Copy the data below exactly, omitting any picture it contains.

[Begin]

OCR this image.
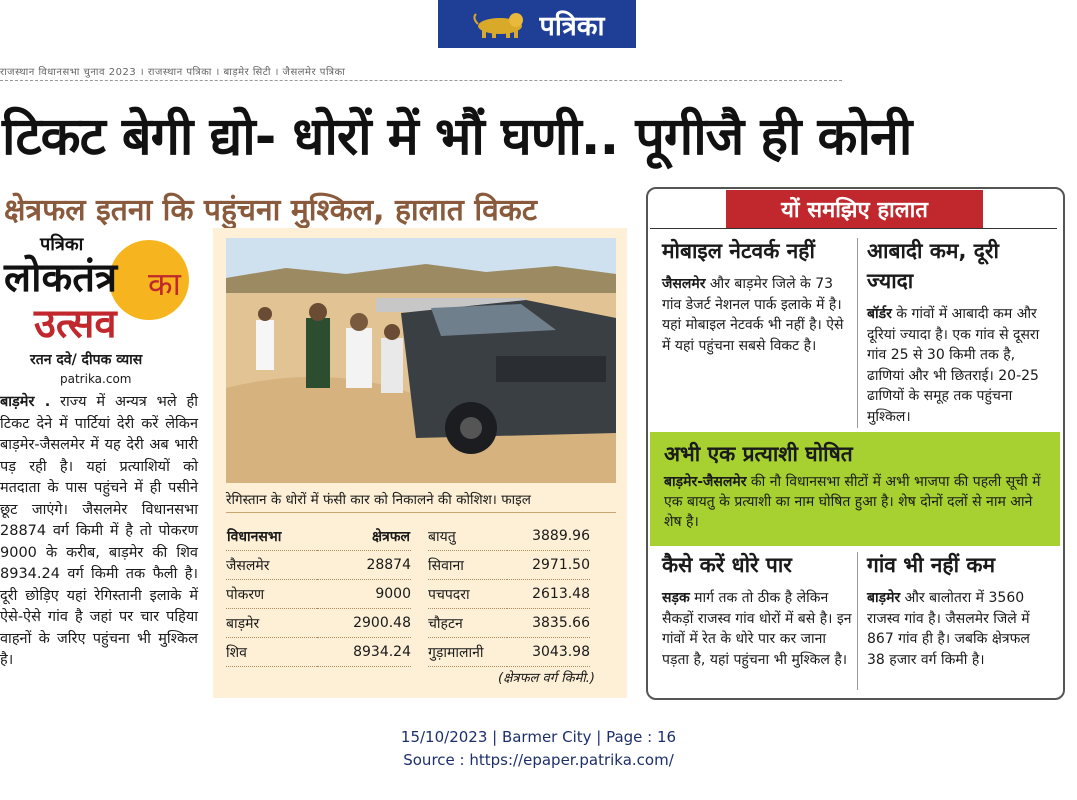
पत्रिका
राजस्थान विधानसभा चुनाव 2023 । राजस्थान पत्रिका । बाड़मेर सिटी । जैसलमेर पत्रिका
टिकट बेगी द्यो- धोरों में भौं घणी.. पूगीजै ही कोनी
क्षेत्रफल इतना कि पहुंचना मुश्किल, हालात विकट
पत्रिका
लोकतंत्र का
उत्सव
रतन दवे/ दीपक व्यास
patrika.com
बाड़मेर . राज्य में अन्यत्र भले ही टिकट देने में पार्टियां देरी करें लेकिन बाड़मेर-जैसलमेर में यह देरी अब भारी पड़ रही है। यहां प्रत्याशियों को मतदाता के पास पहुंचने में ही पसीने छूट जाएंगे। जैसलमेर विधानसभा 28874 वर्ग किमी में है तो पोकरण 9000 के करीब, बाड़मेर की शिव 8934.24 वर्ग किमी तक फैली है। दूरी छोड़िए यहां रेगिस्तानी इलाके में ऐसे-ऐसे गांव है जहां पर चार पहिया वाहनों के जरिए पहुंचना भी मुश्किल है।
रेगिस्तान के धोरों में फंसी कार को निकालने की कोशिश। फाइल
विधानसभा	क्षेत्रफल
जैसलमेर	28874
पोकरण	9000
बाड़मेर	2900.48
शिव	8934.24
बायतु	3889.96
सिवाना	2971.50
पचपदरा	2613.48
चौहटन	3835.66
गुड़ामालानी	3043.98
(क्षेत्रफल वर्ग किमी.)
यों समझिए हालात
मोबाइल नेटवर्क नहीं
जैसलमेर और बाड़मेर जिले के 73 गांव डेजर्ट नेशनल पार्क इलाके में है। यहां मोबाइल नेटवर्क भी नहीं है। ऐसे में यहां पहुंचना सबसे विकट है।
आबादी कम, दूरी ज्यादा
बॉर्डर के गांवों में आबादी कम और दूरियां ज्यादा है। एक गांव से दूसरा गांव 25 से 30 किमी तक है, ढाणियां और भी छितराई। 20-25 ढाणियों के समूह तक पहुंचना मुश्किल।
अभी एक प्रत्याशी घोषित

बाड़मेर-जैसलमेर की नौ विधानसभा सीटों में अभी भाजपा की पहली सूची में एक बायतु के प्रत्याशी का नाम घोषित हुआ है। शेष दोनों दलों से नाम आने शेष है।

कैसे करें धोरे पार
सड़क मार्ग तक तो ठीक है लेकिन सैकड़ों राजस्व गांव धोरों में बसे है। इन गांवों में रेत के धोरे पार कर जाना पड़ता है, यहां पहुंचना भी मुश्किल है।
गांव भी नहीं कम
बाड़मेर और बालोतरा में 3560 राजस्व गांव है। जैसलमेर जिले में 867 गांव ही है। जबकि क्षेत्रफल 38 हजार वर्ग किमी है।
15/10/2023 | Barmer City | Page : 16
Source : https://epaper.patrika.com/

[End]

* [OUTPUT FOR THIS EXERCISE]:
OCR this image.
पत्रिका
राजस्थान विधानसभा चुनाव 2023 । राजस्थान पत्रिका । बाड़मेर सिटी । जैसलमेर पत्रिका
टिकट बेगी द्यो- धोरों में भौं घणी.. पूगीजै ही कोनी
क्षेत्रफल इतना कि पहुंचना मुश्किल, हालात विकट
पत्रिका
लोकतंत्र का
उत्सव
रतन दवे/ दीपक व्यास
patrika.com
बाड़मेर . राज्य में अन्यत्र भले ही टिकट देने में पार्टियां देरी करें लेकिन बाड़मेर-जैसलमेर में यह देरी अब भारी पड़ रही है। यहां प्रत्याशियों को मतदाता के पास पहुंचने में ही पसीने छूट जाएंगे। जैसलमेर विधानसभा 28874 वर्ग किमी में है तो पोकरण 9000 के करीब, बाड़मेर की शिव 8934.24 वर्ग किमी तक फैली है। दूरी छोड़िए यहां रेगिस्तानी इलाके में ऐसे-ऐसे गांव है जहां पर चार पहिया वाहनों के जरिए पहुंचना भी मुश्किल है।
रेगिस्तान के धोरों में फंसी कार को निकालने की कोशिश। फाइल
विधानसभा	क्षेत्रफल
जैसलमेर	28874
पोकरण	9000
बाड़मेर	2900.48
शिव	8934.24
बायतु	3889.96
सिवाना	2971.50
पचपदरा	2613.48
चौहटन	3835.66
गुड़ामालानी	3043.98
(क्षेत्रफल वर्ग किमी.)
यों समझिए हालात
मोबाइल नेटवर्क नहीं
जैसलमेर और बाड़मेर जिले के 73 गांव डेजर्ट नेशनल पार्क इलाके में है। यहां मोबाइल नेटवर्क भी नहीं है। ऐसे में यहां पहुंचना सबसे विकट है।
आबादी कम, दूरी ज्यादा
बॉर्डर के गांवों में आबादी कम और दूरियां ज्यादा है। एक गांव से दूसरा गांव 25 से 30 किमी तक है, ढाणियां और भी छितराई। 20-25 ढाणियों के समूह तक पहुंचना मुश्किल।
अभी एक प्रत्याशी घोषित

बाड़मेर-जैसलमेर की नौ विधानसभा सीटों में अभी भाजपा की पहली सूची में एक बायतु के प्रत्याशी का नाम घोषित हुआ है। शेष दोनों दलों से नाम आने शेष है।

कैसे करें धोरे पार
सड़क मार्ग तक तो ठीक है लेकिन सैकड़ों राजस्व गांव धोरों में बसे है। इन गांवों में रेत के धोरे पार कर जाना पड़ता है, यहां पहुंचना भी मुश्किल है।
गांव भी नहीं कम
बाड़मेर और बालोतरा में 3560 राजस्व गांव है। जैसलमेर जिले में 867 गांव ही है। जबकि क्षेत्रफल 38 हजार वर्ग किमी है।
15/10/2023 | Barmer City | Page : 16
Source : https://epaper.patrika.com/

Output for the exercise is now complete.